::: RECORDS FOR THIS EXERCISE :::
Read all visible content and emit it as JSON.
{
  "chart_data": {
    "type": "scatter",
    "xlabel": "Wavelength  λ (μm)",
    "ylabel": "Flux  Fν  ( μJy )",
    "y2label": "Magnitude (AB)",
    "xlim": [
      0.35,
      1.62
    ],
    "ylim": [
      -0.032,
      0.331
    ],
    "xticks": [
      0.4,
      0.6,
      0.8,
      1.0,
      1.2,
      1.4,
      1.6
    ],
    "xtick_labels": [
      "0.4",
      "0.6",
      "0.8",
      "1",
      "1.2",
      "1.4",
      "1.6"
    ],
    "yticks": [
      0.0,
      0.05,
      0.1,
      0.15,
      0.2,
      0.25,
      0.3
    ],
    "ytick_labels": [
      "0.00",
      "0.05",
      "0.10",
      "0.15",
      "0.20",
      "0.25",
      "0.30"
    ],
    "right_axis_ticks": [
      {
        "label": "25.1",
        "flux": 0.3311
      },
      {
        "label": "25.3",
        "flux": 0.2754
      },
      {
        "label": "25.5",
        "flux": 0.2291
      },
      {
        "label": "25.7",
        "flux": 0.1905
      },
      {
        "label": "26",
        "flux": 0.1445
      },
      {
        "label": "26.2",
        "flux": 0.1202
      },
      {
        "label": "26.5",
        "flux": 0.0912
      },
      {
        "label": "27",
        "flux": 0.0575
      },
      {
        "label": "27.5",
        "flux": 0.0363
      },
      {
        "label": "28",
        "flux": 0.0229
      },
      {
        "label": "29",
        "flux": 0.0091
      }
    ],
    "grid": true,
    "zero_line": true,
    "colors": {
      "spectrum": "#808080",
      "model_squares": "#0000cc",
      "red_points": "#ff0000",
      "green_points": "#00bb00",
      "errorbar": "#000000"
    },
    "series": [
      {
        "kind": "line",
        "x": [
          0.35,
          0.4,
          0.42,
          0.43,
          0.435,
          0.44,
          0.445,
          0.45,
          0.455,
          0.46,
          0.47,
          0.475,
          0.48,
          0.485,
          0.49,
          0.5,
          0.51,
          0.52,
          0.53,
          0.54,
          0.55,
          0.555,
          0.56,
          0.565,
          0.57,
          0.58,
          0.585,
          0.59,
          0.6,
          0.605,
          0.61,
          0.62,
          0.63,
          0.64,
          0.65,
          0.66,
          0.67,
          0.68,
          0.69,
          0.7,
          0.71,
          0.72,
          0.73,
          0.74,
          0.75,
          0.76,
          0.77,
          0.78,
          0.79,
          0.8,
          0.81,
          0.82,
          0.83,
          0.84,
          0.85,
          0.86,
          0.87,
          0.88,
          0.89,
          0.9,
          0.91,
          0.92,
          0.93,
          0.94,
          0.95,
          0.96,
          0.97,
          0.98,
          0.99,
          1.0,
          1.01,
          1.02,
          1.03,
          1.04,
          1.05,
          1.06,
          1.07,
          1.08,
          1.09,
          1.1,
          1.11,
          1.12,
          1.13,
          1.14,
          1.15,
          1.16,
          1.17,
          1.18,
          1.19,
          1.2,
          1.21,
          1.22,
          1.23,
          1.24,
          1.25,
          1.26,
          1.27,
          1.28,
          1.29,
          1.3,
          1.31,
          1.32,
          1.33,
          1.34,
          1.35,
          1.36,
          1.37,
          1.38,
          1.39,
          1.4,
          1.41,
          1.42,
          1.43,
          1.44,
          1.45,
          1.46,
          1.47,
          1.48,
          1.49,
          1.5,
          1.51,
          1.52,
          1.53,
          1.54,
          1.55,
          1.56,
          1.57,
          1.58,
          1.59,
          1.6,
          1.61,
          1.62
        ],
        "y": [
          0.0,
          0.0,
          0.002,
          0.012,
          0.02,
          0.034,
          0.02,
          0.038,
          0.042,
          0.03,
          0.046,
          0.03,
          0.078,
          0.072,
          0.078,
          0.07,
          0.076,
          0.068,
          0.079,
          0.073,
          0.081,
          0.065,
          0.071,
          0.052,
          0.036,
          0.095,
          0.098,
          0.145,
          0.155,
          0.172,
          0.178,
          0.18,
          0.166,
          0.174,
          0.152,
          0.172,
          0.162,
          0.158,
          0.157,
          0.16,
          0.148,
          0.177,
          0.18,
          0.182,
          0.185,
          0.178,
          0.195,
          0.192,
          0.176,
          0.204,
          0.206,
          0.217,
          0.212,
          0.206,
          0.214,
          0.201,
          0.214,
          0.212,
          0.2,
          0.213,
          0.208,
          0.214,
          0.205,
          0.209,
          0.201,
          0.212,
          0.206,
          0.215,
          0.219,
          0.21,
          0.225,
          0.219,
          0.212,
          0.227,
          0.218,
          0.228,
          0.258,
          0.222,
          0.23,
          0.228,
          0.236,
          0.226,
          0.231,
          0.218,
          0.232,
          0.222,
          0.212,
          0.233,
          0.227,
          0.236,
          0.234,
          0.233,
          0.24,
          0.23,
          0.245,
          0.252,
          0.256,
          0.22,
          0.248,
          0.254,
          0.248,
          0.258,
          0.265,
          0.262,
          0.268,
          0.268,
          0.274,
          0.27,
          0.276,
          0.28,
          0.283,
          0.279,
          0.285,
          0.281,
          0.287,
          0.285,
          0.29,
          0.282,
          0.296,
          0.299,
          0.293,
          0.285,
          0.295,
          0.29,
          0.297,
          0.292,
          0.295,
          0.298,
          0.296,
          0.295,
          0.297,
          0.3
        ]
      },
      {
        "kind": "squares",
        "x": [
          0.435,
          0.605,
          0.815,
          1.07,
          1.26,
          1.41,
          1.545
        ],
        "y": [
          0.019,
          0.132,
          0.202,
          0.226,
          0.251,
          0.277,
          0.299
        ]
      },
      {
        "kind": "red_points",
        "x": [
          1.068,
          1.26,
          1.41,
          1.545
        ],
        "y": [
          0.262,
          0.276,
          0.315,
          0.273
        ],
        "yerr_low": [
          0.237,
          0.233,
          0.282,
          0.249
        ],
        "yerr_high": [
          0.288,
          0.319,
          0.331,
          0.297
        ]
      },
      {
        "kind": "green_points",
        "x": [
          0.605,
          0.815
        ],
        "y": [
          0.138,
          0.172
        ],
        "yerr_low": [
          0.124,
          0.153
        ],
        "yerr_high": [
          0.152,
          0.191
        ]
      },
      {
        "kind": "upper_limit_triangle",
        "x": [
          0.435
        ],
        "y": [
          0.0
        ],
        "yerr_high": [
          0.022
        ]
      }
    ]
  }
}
:::
**EXERCISE**
Copy every line of the records above that contains "kind".

**FINISHED ANSWER**
        "kind": "line",
        "kind": "squares",
        "kind": "red_points",
        "kind": "green_points",
        "kind": "upper_limit_triangle",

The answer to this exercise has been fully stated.